Quote each record exactly, please, leaving none out.

┌─ The input

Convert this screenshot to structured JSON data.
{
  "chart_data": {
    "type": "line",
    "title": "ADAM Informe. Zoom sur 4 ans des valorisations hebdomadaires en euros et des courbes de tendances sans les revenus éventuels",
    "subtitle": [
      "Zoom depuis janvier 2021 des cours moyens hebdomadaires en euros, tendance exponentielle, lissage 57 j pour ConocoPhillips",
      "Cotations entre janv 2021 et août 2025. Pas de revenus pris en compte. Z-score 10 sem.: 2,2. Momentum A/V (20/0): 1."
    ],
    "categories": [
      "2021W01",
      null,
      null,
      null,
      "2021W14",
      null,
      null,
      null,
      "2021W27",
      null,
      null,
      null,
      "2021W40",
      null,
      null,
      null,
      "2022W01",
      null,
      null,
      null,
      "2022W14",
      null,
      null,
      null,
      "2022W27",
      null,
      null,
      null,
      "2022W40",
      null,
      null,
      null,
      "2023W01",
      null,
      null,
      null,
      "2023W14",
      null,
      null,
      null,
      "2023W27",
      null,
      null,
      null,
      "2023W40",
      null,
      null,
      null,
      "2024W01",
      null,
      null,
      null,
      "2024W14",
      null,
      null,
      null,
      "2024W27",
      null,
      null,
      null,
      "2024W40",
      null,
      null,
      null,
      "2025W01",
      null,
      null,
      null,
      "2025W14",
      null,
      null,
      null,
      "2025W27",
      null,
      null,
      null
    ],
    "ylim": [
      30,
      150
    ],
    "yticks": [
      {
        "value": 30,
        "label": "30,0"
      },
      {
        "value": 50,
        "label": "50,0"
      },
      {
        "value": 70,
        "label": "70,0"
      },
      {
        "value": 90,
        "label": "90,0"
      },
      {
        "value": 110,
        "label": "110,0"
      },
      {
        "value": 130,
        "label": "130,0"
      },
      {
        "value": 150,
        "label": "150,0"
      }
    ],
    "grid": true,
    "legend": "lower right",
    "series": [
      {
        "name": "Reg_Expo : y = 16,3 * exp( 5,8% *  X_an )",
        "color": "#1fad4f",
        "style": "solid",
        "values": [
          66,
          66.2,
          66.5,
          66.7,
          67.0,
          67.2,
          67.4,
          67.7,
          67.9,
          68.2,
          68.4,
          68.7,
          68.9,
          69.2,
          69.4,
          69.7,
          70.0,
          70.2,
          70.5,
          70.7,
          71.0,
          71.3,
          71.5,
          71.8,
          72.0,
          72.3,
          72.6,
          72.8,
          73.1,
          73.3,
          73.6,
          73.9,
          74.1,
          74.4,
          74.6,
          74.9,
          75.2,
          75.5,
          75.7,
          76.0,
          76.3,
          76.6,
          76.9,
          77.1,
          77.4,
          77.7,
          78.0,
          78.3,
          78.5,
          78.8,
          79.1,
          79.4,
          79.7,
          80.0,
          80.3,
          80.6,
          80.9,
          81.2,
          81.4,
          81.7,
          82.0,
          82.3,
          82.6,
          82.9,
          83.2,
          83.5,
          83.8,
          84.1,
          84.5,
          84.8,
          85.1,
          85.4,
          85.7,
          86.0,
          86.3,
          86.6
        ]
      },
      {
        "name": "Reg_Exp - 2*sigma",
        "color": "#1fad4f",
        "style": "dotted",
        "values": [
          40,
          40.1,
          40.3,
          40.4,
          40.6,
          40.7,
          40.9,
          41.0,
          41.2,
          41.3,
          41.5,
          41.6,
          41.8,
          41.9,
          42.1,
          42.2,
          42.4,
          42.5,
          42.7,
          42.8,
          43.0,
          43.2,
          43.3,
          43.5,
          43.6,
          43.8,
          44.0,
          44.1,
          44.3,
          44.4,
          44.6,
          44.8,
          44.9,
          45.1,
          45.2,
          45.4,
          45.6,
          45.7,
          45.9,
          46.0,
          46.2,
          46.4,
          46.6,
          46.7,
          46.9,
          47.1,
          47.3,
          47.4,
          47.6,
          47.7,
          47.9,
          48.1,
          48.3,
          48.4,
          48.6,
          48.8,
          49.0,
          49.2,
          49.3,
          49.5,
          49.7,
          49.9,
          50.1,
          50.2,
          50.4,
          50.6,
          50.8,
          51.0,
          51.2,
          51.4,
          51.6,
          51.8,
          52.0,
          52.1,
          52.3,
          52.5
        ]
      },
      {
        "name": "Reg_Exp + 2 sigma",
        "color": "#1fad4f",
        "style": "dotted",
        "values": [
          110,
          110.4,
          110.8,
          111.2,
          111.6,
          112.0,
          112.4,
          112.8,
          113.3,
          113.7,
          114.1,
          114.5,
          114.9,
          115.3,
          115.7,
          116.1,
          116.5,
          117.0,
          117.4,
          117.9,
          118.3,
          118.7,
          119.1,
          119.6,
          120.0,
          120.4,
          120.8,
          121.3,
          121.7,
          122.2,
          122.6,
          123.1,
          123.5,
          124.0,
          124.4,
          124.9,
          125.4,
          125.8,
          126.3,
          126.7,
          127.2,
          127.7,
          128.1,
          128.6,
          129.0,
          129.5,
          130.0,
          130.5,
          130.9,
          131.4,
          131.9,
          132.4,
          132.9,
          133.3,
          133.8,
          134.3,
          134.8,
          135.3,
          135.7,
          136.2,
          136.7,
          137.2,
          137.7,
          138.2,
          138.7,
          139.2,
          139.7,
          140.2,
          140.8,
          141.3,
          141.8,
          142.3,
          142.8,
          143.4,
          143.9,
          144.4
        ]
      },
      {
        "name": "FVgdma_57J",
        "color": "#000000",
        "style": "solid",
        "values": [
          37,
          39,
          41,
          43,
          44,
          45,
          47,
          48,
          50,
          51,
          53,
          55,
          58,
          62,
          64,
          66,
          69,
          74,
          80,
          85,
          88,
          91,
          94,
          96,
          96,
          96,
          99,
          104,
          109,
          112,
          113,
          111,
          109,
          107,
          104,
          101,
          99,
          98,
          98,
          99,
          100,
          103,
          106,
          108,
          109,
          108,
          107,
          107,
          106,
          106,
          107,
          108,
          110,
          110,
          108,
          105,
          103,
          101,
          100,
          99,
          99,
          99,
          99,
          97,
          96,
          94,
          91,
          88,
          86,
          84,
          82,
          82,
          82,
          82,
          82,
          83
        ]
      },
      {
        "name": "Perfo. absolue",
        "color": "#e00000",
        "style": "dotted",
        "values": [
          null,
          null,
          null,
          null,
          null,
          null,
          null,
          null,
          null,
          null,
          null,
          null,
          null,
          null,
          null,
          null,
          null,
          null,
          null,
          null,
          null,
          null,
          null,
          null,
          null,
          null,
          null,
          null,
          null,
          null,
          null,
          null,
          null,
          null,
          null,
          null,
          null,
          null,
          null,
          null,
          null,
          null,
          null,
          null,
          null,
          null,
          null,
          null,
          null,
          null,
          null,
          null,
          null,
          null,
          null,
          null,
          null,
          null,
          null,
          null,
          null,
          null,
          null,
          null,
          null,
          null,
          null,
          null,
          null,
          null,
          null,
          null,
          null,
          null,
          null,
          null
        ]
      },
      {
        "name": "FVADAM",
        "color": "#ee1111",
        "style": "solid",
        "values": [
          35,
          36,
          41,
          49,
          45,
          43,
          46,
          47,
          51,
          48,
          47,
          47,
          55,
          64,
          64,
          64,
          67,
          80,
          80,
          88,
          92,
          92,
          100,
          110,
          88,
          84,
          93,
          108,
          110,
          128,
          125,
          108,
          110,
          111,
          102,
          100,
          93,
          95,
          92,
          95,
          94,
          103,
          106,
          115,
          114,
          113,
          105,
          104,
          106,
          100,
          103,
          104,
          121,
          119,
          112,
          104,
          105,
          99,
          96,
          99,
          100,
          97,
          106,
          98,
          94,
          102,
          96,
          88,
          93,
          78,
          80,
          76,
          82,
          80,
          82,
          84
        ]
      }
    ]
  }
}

└─

### Problem solution
Convert this screenshot to structured JSON data.
{
  "chart_data": {
    "type": "line",
    "title": "ADAM Informe. Zoom sur 4 ans des valorisations hebdomadaires en euros et des courbes de tendances sans les revenus éventuels",
    "subtitle": [
      "Zoom depuis janvier 2021 des cours moyens hebdomadaires en euros, tendance exponentielle, lissage 57 j pour ConocoPhillips",
      "Cotations entre janv 2021 et août 2025. Pas de revenus pris en compte. Z-score 10 sem.: 2,2. Momentum A/V (20/0): 1."
    ],
    "categories": [
      "2021W01",
      null,
      null,
      null,
      "2021W14",
      null,
      null,
      null,
      "2021W27",
      null,
      null,
      null,
      "2021W40",
      null,
      null,
      null,
      "2022W01",
      null,
      null,
      null,
      "2022W14",
      null,
      null,
      null,
      "2022W27",
      null,
      null,
      null,
      "2022W40",
      null,
      null,
      null,
      "2023W01",
      null,
      null,
      null,
      "2023W14",
      null,
      null,
      null,
      "2023W27",
      null,
      null,
      null,
      "2023W40",
      null,
      null,
      null,
      "2024W01",
      null,
      null,
      null,
      "2024W14",
      null,
      null,
      null,
      "2024W27",
      null,
      null,
      null,
      "2024W40",
      null,
      null,
      null,
      "2025W01",
      null,
      null,
      null,
      "2025W14",
      null,
      null,
      null,
      "2025W27",
      null,
      null,
      null
    ],
    "ylim": [
      30,
      150
    ],
    "yticks": [
      {
        "value": 30,
        "label": "30,0"
      },
      {
        "value": 50,
        "label": "50,0"
      },
      {
        "value": 70,
        "label": "70,0"
      },
      {
        "value": 90,
        "label": "90,0"
      },
      {
        "value": 110,
        "label": "110,0"
      },
      {
        "value": 130,
        "label": "130,0"
      },
      {
        "value": 150,
        "label": "150,0"
      }
    ],
    "grid": true,
    "legend": "lower right",
    "series": [
      {
        "name": "Reg_Expo : y = 16,3 * exp( 5,8% *  X_an )",
        "color": "#1fad4f",
        "style": "solid",
        "values": [
          66,
          66.2,
          66.5,
          66.7,
          67.0,
          67.2,
          67.4,
          67.7,
          67.9,
          68.2,
          68.4,
          68.7,
          68.9,
          69.2,
          69.4,
          69.7,
          70.0,
          70.2,
          70.5,
          70.7,
          71.0,
          71.3,
          71.5,
          71.8,
          72.0,
          72.3,
          72.6,
          72.8,
          73.1,
          73.3,
          73.6,
          73.9,
          74.1,
          74.4,
          74.6,
          74.9,
          75.2,
          75.5,
          75.7,
          76.0,
          76.3,
          76.6,
          76.9,
          77.1,
          77.4,
          77.7,
          78.0,
          78.3,
          78.5,
          78.8,
          79.1,
          79.4,
          79.7,
          80.0,
          80.3,
          80.6,
          80.9,
          81.2,
          81.4,
          81.7,
          82.0,
          82.3,
          82.6,
          82.9,
          83.2,
          83.5,
          83.8,
          84.1,
          84.5,
          84.8,
          85.1,
          85.4,
          85.7,
          86.0,
          86.3,
          86.6
        ]
      },
      {
        "name": "Reg_Exp - 2*sigma",
        "color": "#1fad4f",
        "style": "dotted",
        "values": [
          40,
          40.1,
          40.3,
          40.4,
          40.6,
          40.7,
          40.9,
          41.0,
          41.2,
          41.3,
          41.5,
          41.6,
          41.8,
          41.9,
          42.1,
          42.2,
          42.4,
          42.5,
          42.7,
          42.8,
          43.0,
          43.2,
          43.3,
          43.5,
          43.6,
          43.8,
          44.0,
          44.1,
          44.3,
          44.4,
          44.6,
          44.8,
          44.9,
          45.1,
          45.2,
          45.4,
          45.6,
          45.7,
          45.9,
          46.0,
          46.2,
          46.4,
          46.6,
          46.7,
          46.9,
          47.1,
          47.3,
          47.4,
          47.6,
          47.7,
          47.9,
          48.1,
          48.3,
          48.4,
          48.6,
          48.8,
          49.0,
          49.2,
          49.3,
          49.5,
          49.7,
          49.9,
          50.1,
          50.2,
          50.4,
          50.6,
          50.8,
          51.0,
          51.2,
          51.4,
          51.6,
          51.8,
          52.0,
          52.1,
          52.3,
          52.5
        ]
      },
      {
        "name": "Reg_Exp + 2 sigma",
        "color": "#1fad4f",
        "style": "dotted",
        "values": [
          110,
          110.4,
          110.8,
          111.2,
          111.6,
          112.0,
          112.4,
          112.8,
          113.3,
          113.7,
          114.1,
          114.5,
          114.9,
          115.3,
          115.7,
          116.1,
          116.5,
          117.0,
          117.4,
          117.9,
          118.3,
          118.7,
          119.1,
          119.6,
          120.0,
          120.4,
          120.8,
          121.3,
          121.7,
          122.2,
          122.6,
          123.1,
          123.5,
          124.0,
          124.4,
          124.9,
          125.4,
          125.8,
          126.3,
          126.7,
          127.2,
          127.7,
          128.1,
          128.6,
          129.0,
          129.5,
          130.0,
          130.5,
          130.9,
          131.4,
          131.9,
          132.4,
          132.9,
          133.3,
          133.8,
          134.3,
          134.8,
          135.3,
          135.7,
          136.2,
          136.7,
          137.2,
          137.7,
          138.2,
          138.7,
          139.2,
          139.7,
          140.2,
          140.8,
          141.3,
          141.8,
          142.3,
          142.8,
          143.4,
          143.9,
          144.4
        ]
      },
      {
        "name": "FVgdma_57J",
        "color": "#000000",
        "style": "solid",
        "values": [
          37,
          39,
          41,
          43,
          44,
          45,
          47,
          48,
          50,
          51,
          53,
          55,
          58,
          62,
          64,
          66,
          69,
          74,
          80,
          85,
          88,
          91,
          94,
          96,
          96,
          96,
          99,
          104,
          109,
          112,
          113,
          111,
          109,
          107,
          104,
          101,
          99,
          98,
          98,
          99,
          100,
          103,
          106,
          108,
          109,
          108,
          107,
          107,
          106,
          106,
          107,
          108,
          110,
          110,
          108,
          105,
          103,
          101,
          100,
          99,
          99,
          99,
          99,
          97,
          96,
          94,
          91,
          88,
          86,
          84,
          82,
          82,
          82,
          82,
          82,
          83
        ]
      },
      {
        "name": "Perfo. absolue",
        "color": "#e00000",
        "style": "dotted",
        "values": [
          null,
          null,
          null,
          null,
          null,
          null,
          null,
          null,
          null,
          null,
          null,
          null,
          null,
          null,
          null,
          null,
          null,
          null,
          null,
          null,
          null,
          null,
          null,
          null,
          null,
          null,
          null,
          null,
          null,
          null,
          null,
          null,
          null,
          null,
          null,
          null,
          null,
          null,
          null,
          null,
          null,
          null,
          null,
          null,
          null,
          null,
          null,
          null,
          null,
          null,
          null,
          null,
          null,
          null,
          null,
          null,
          null,
          null,
          null,
          null,
          null,
          null,
          null,
          null,
          null,
          null,
          null,
          null,
          null,
          null,
          null,
          null,
          null,
          null,
          null,
          null
        ]
      },
      {
        "name": "FVADAM",
        "color": "#ee1111",
        "style": "solid",
        "values": [
          35,
          36,
          41,
          49,
          45,
          43,
          46,
          47,
          51,
          48,
          47,
          47,
          55,
          64,
          64,
          64,
          67,
          80,
          80,
          88,
          92,
          92,
          100,
          110,
          88,
          84,
          93,
          108,
          110,
          128,
          125,
          108,
          110,
          111,
          102,
          100,
          93,
          95,
          92,
          95,
          94,
          103,
          106,
          115,
          114,
          113,
          105,
          104,
          106,
          100,
          103,
          104,
          121,
          119,
          112,
          104,
          105,
          99,
          96,
          99,
          100,
          97,
          106,
          98,
          94,
          102,
          96,
          88,
          93,
          78,
          80,
          76,
          82,
          80,
          82,
          84
        ]
      }
    ]
  }
}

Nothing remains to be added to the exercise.